(Saved data entries)
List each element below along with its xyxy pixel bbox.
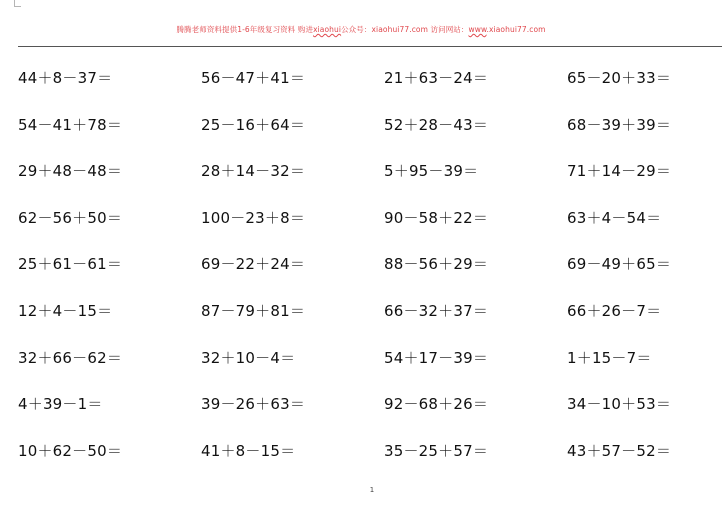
- page-header: [0, 24, 722, 35]
- page-number: 1: [369, 486, 375, 494]
- math-problem: 66－32＋37＝: [384, 301, 489, 320]
- header-text-part2: 公众号：xiaohui77.com 访问网站：: [341, 25, 469, 34]
- math-problem: 25－16＋64＝: [201, 115, 306, 134]
- math-problem: 43＋57－52＝: [567, 441, 672, 460]
- math-problem: 25＋61－61＝: [18, 255, 123, 274]
- math-problem: 29＋48－48＝: [18, 162, 123, 181]
- math-problem: 90－58＋22＝: [384, 208, 489, 227]
- math-problem: 1＋15－7＝: [567, 348, 652, 367]
- header-text-wavy1: xiaohui: [313, 25, 342, 34]
- math-problem: 54－41＋78＝: [18, 115, 123, 134]
- header-text-wavy2: www: [468, 25, 487, 34]
- header-text-part3: .xiaohui77.com: [486, 25, 546, 34]
- math-problem: 65－20＋33＝: [567, 69, 672, 87]
- math-problem: 56－47＋41＝: [201, 69, 306, 87]
- math-problem: 68－39＋39＝: [567, 115, 672, 134]
- math-problem: 28＋14－32＝: [201, 162, 306, 181]
- math-problem: 10＋62－50＝: [18, 441, 123, 460]
- math-problem: 32＋10－4＝: [201, 348, 296, 367]
- math-problem: 12＋4－15＝: [18, 301, 113, 320]
- math-problem: 69－22＋24＝: [201, 255, 306, 274]
- math-problem: 63＋4－54＝: [567, 208, 662, 227]
- math-problem: 71＋14－29＝: [567, 162, 672, 181]
- math-problem: 32＋66－62＝: [18, 348, 123, 367]
- math-problem: 62－56＋50＝: [18, 208, 123, 227]
- math-problem: 92－68＋26＝: [384, 395, 489, 414]
- math-problem: 4＋39－1＝: [18, 395, 103, 414]
- math-problem: 52＋28－43＝: [384, 115, 489, 134]
- math-problem: 87－79＋81＝: [201, 301, 306, 320]
- math-problem: 44＋8－37＝: [18, 69, 113, 87]
- math-problem: 5＋95－39＝: [384, 162, 479, 181]
- problem-grid: [18, 66, 722, 485]
- math-problem: 66＋26－7＝: [567, 301, 662, 320]
- header-divider: [18, 46, 722, 47]
- header-text-part1: 腾腾老师资料提供1-6年级复习资料 购进: [176, 25, 314, 34]
- math-problem: 21＋63－24＝: [384, 69, 489, 87]
- math-problem: 69－49＋65＝: [567, 255, 672, 274]
- math-problem: 34－10＋53＝: [567, 395, 672, 414]
- math-problem: 35－25＋57＝: [384, 441, 489, 460]
- math-problem: 39－26＋63＝: [201, 395, 306, 414]
- math-problem: 54＋17－39＝: [384, 348, 489, 367]
- page-corner-mark: [14, 0, 21, 7]
- math-problem: 41＋8－15＝: [201, 441, 296, 460]
- math-problem: 100－23＋8＝: [201, 208, 306, 227]
- math-problem: 88－56＋29＝: [384, 255, 489, 274]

GOAL:
Starting with the line that contains "- page-header: [0, 24, 722, 35]" and going on through the line that contains "- problem-grid: [18, 66, 722, 485]", write those lines out again with "math-problem" swapped for "equation" and everything else left as it is.

ANSWER TO THIS TASK:
- page-header: [0, 24, 722, 35]
- page-number: 1: [369, 486, 375, 494]
- equation: 66－32＋37＝: [384, 301, 489, 320]
- header-text-part2: 公众号：xiaohui77.com 访问网站：: [341, 25, 469, 34]
- equation: 25－16＋64＝: [201, 115, 306, 134]
- equation: 43＋57－52＝: [567, 441, 672, 460]
- equation: 25＋61－61＝: [18, 255, 123, 274]
- equation: 29＋48－48＝: [18, 162, 123, 181]
- equation: 90－58＋22＝: [384, 208, 489, 227]
- equation: 1＋15－7＝: [567, 348, 652, 367]
- header-text-wavy1: xiaohui: [313, 25, 342, 34]
- equation: 54－41＋78＝: [18, 115, 123, 134]
- header-text-wavy2: www: [468, 25, 487, 34]
- header-text-part3: .xiaohui77.com: [486, 25, 546, 34]
- equation: 65－20＋33＝: [567, 69, 672, 87]
- equation: 56－47＋41＝: [201, 69, 306, 87]
- equation: 68－39＋39＝: [567, 115, 672, 134]
- equation: 28＋14－32＝: [201, 162, 306, 181]
- equation: 10＋62－50＝: [18, 441, 123, 460]
- equation: 32＋10－4＝: [201, 348, 296, 367]
- equation: 12＋4－15＝: [18, 301, 113, 320]
- equation: 69－22＋24＝: [201, 255, 306, 274]
- equation: 63＋4－54＝: [567, 208, 662, 227]
- equation: 71＋14－29＝: [567, 162, 672, 181]
- equation: 32＋66－62＝: [18, 348, 123, 367]
- equation: 62－56＋50＝: [18, 208, 123, 227]
- equation: 92－68＋26＝: [384, 395, 489, 414]
- equation: 4＋39－1＝: [18, 395, 103, 414]
- equation: 52＋28－43＝: [384, 115, 489, 134]
- equation: 87－79＋81＝: [201, 301, 306, 320]
- equation: 44＋8－37＝: [18, 69, 113, 87]
- equation: 5＋95－39＝: [384, 162, 479, 181]
- problem-grid: [18, 66, 722, 485]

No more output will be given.